BEGIN Material to process

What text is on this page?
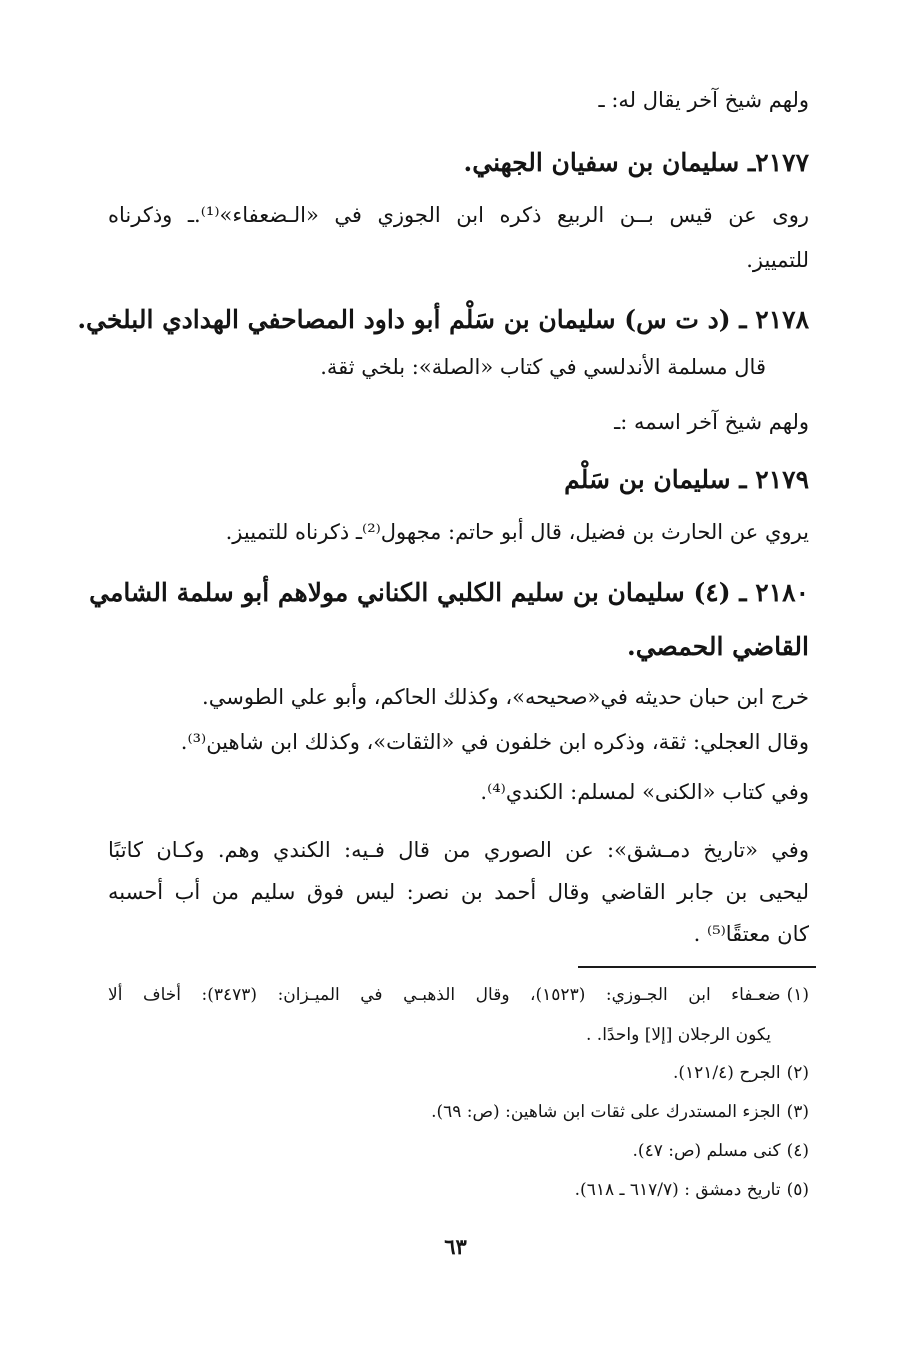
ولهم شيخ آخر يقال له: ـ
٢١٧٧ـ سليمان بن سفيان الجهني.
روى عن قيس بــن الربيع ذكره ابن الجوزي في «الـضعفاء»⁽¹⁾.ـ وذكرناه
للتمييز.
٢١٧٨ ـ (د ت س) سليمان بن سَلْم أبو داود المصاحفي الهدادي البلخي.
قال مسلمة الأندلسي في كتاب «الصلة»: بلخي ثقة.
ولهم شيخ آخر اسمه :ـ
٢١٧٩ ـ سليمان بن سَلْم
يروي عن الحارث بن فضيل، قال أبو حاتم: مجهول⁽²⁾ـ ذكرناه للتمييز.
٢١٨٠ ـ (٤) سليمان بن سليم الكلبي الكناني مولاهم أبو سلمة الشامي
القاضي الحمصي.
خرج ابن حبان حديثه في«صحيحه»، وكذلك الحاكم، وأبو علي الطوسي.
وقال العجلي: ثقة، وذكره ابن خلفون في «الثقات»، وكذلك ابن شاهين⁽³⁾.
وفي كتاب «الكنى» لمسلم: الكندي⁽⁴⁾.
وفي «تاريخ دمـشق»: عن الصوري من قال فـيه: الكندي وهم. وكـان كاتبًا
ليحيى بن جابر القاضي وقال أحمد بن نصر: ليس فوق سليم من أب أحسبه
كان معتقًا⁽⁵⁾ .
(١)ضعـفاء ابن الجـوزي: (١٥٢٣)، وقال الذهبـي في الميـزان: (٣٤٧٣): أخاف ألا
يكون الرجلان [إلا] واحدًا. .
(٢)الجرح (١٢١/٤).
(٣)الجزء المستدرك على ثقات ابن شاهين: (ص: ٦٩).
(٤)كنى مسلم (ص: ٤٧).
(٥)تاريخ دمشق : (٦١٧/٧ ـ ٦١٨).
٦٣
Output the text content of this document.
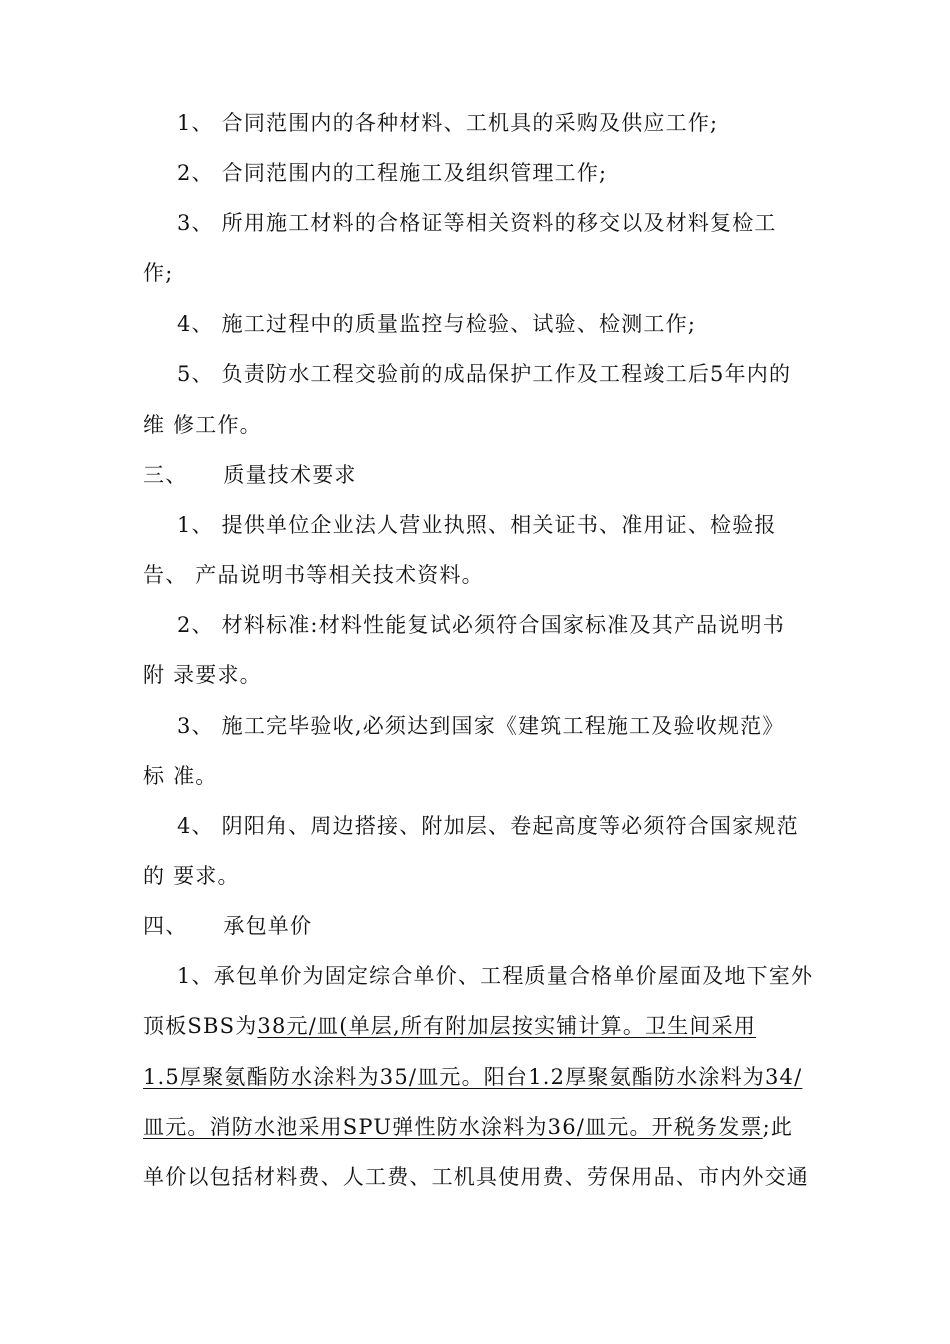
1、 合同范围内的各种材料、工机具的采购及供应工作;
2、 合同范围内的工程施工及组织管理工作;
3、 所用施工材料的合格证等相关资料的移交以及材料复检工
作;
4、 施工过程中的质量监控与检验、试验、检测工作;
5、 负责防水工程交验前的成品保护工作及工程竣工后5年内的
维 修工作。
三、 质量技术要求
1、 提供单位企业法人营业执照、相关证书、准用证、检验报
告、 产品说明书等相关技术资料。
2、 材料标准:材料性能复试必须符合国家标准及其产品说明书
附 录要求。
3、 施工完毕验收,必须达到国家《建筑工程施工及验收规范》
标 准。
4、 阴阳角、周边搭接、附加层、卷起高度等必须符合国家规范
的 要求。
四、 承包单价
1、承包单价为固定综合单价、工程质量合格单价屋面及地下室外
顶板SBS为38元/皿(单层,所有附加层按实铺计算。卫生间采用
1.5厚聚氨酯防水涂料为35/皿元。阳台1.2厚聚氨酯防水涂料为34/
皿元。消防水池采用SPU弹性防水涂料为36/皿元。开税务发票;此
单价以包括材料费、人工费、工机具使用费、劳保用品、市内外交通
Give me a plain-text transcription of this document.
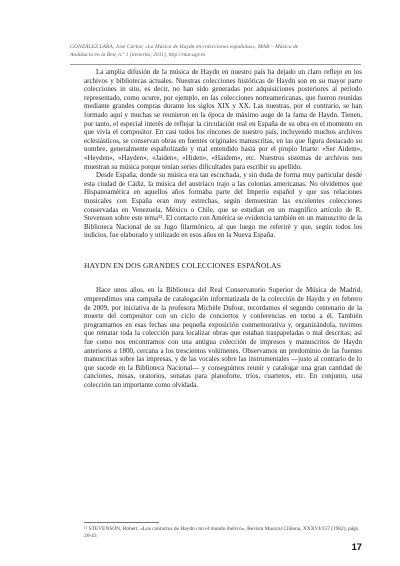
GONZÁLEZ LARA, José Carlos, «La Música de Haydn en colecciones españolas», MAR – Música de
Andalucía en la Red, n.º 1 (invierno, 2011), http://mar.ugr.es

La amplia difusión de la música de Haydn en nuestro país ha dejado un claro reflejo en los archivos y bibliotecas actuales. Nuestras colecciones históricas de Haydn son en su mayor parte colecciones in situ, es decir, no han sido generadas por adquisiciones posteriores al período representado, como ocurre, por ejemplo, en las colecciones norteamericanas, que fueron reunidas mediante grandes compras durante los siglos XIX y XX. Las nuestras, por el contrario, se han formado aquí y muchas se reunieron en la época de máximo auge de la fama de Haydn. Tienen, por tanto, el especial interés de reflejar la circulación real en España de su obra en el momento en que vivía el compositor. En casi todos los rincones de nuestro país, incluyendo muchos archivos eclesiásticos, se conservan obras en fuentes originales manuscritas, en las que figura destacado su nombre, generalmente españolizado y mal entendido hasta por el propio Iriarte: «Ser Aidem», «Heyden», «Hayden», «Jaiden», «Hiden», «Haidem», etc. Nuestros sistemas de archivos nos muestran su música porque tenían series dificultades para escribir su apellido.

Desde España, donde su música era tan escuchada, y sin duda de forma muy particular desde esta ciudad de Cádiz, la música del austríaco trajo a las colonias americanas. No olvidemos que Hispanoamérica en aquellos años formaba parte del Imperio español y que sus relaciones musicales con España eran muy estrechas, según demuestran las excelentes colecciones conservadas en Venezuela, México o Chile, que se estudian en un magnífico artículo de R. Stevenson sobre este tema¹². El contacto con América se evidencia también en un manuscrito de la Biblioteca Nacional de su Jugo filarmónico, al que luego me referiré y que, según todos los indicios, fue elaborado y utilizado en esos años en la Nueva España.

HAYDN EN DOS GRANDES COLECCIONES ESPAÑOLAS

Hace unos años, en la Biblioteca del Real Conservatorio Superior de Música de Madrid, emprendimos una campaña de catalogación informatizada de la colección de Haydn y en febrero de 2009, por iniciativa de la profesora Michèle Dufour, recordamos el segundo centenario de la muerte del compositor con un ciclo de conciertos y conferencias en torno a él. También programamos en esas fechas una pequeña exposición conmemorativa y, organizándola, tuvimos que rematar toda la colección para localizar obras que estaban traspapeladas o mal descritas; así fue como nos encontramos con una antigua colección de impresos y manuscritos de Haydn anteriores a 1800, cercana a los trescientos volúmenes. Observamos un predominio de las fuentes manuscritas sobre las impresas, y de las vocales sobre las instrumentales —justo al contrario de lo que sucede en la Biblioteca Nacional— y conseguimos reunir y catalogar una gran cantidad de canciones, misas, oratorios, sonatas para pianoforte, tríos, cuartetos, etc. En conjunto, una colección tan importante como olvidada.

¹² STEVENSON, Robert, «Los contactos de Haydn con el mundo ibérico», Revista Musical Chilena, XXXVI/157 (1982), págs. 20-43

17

END Material to process

Do this
Copy every record character for character. Skip the pictures.

Finished task
What text is on this page?
ولهم شيخ آخر يقال له: ـ
٢١٧٧ـ سليمان بن سفيان الجهني.
روى عن قيس بــن الربيع ذكره ابن الجوزي في «الـضعفاء»⁽¹⁾.ـ وذكرناه
للتمييز.
٢١٧٨ ـ (د ت س) سليمان بن سَلْم أبو داود المصاحفي الهدادي البلخي.
قال مسلمة الأندلسي في كتاب «الصلة»: بلخي ثقة.
ولهم شيخ آخر اسمه :ـ
٢١٧٩ ـ سليمان بن سَلْم
يروي عن الحارث بن فضيل، قال أبو حاتم: مجهول⁽²⁾ـ ذكرناه للتمييز.
٢١٨٠ ـ (٤) سليمان بن سليم الكلبي الكناني مولاهم أبو سلمة الشامي
القاضي الحمصي.
خرج ابن حبان حديثه في«صحيحه»، وكذلك الحاكم، وأبو علي الطوسي.
وقال العجلي: ثقة، وذكره ابن خلفون في «الثقات»، وكذلك ابن شاهين⁽³⁾.
وفي كتاب «الكنى» لمسلم: الكندي⁽⁴⁾.
وفي «تاريخ دمـشق»: عن الصوري من قال فـيه: الكندي وهم. وكـان كاتبًا
ليحيى بن جابر القاضي وقال أحمد بن نصر: ليس فوق سليم من أب أحسبه
كان معتقًا⁽⁵⁾ .
(١)ضعـفاء ابن الجـوزي: (١٥٢٣)، وقال الذهبـي في الميـزان: (٣٤٧٣): أخاف ألا
يكون الرجلان [إلا] واحدًا. .
(٢)الجرح (١٢١/٤).
(٣)الجزء المستدرك على ثقات ابن شاهين: (ص: ٦٩).
(٤)كنى مسلم (ص: ٤٧).
(٥)تاريخ دمشق : (٦١٧/٧ ـ ٦١٨).
٦٣
Output the text content of this document.
1、 合同范围内的各种材料、工机具的采购及供应工作;
2、 合同范围内的工程施工及组织管理工作;
3、 所用施工材料的合格证等相关资料的移交以及材料复检工
作;
4、 施工过程中的质量监控与检验、试验、检测工作;
5、 负责防水工程交验前的成品保护工作及工程竣工后5年内的
维 修工作。
三、 质量技术要求
1、 提供单位企业法人营业执照、相关证书、准用证、检验报
告、 产品说明书等相关技术资料。
2、 材料标准:材料性能复试必须符合国家标准及其产品说明书
附 录要求。
3、 施工完毕验收,必须达到国家《建筑工程施工及验收规范》
标 准。
4、 阴阳角、周边搭接、附加层、卷起高度等必须符合国家规范
的 要求。
四、 承包单价
1、承包单价为固定综合单价、工程质量合格单价屋面及地下室外
顶板SBS为38元/皿(单层,所有附加层按实铺计算。卫生间采用
1.5厚聚氨酯防水涂料为35/皿元。阳台1.2厚聚氨酯防水涂料为34/
皿元。消防水池采用SPU弹性防水涂料为36/皿元。开税务发票;此
单价以包括材料费、人工费、工机具使用费、劳保用品、市内外交通
Give me a plain-text transcription of this document.
GONZÁLEZ LARA, José Carlos, «La Música de Haydn en colecciones españolas», MAR – Música de
Andalucía en la Red, n.º 1 (invierno, 2011), http://mar.ugr.es

La amplia difusión de la música de Haydn en nuestro país ha dejado un claro reflejo en los archivos y bibliotecas actuales. Nuestras colecciones históricas de Haydn son en su mayor parte colecciones in situ, es decir, no han sido generadas por adquisiciones posteriores al período representado, como ocurre, por ejemplo, en las colecciones norteamericanas, que fueron reunidas mediante grandes compras durante los siglos XIX y XX. Las nuestras, por el contrario, se han formado aquí y muchas se reunieron en la época de máximo auge de la fama de Haydn. Tienen, por tanto, el especial interés de reflejar la circulación real en España de su obra en el momento en que vivía el compositor. En casi todos los rincones de nuestro país, incluyendo muchos archivos eclesiásticos, se conservan obras en fuentes originales manuscritas, en las que figura destacado su nombre, generalmente españolizado y mal entendido hasta por el propio Iriarte: «Ser Aidem», «Heyden», «Hayden», «Jaiden», «Hiden», «Haidem», etc. Nuestros sistemas de archivos nos muestran su música porque tenían series dificultades para escribir su apellido.

Desde España, donde su música era tan escuchada, y sin duda de forma muy particular desde esta ciudad de Cádiz, la música del austríaco trajo a las colonias americanas. No olvidemos que Hispanoamérica en aquellos años formaba parte del Imperio español y que sus relaciones musicales con España eran muy estrechas, según demuestran las excelentes colecciones conservadas en Venezuela, México o Chile, que se estudian en un magnífico artículo de R. Stevenson sobre este tema¹². El contacto con América se evidencia también en un manuscrito de la Biblioteca Nacional de su Jugo filarmónico, al que luego me referiré y que, según todos los indicios, fue elaborado y utilizado en esos años en la Nueva España.

HAYDN EN DOS GRANDES COLECCIONES ESPAÑOLAS

Hace unos años, en la Biblioteca del Real Conservatorio Superior de Música de Madrid, emprendimos una campaña de catalogación informatizada de la colección de Haydn y en febrero de 2009, por iniciativa de la profesora Michèle Dufour, recordamos el segundo centenario de la muerte del compositor con un ciclo de conciertos y conferencias en torno a él. También programamos en esas fechas una pequeña exposición conmemorativa y, organizándola, tuvimos que rematar toda la colección para localizar obras que estaban traspapeladas o mal descritas; así fue como nos encontramos con una antigua colección de impresos y manuscritos de Haydn anteriores a 1800, cercana a los trescientos volúmenes. Observamos un predominio de las fuentes manuscritas sobre las impresas, y de las vocales sobre las instrumentales —justo al contrario de lo que sucede en la Biblioteca Nacional— y conseguimos reunir y catalogar una gran cantidad de canciones, misas, oratorios, sonatas para pianoforte, tríos, cuartetos, etc. En conjunto, una colección tan importante como olvidada.

¹² STEVENSON, Robert, «Los contactos de Haydn con el mundo ibérico», Revista Musical Chilena, XXXVI/157 (1982), págs. 20-43

17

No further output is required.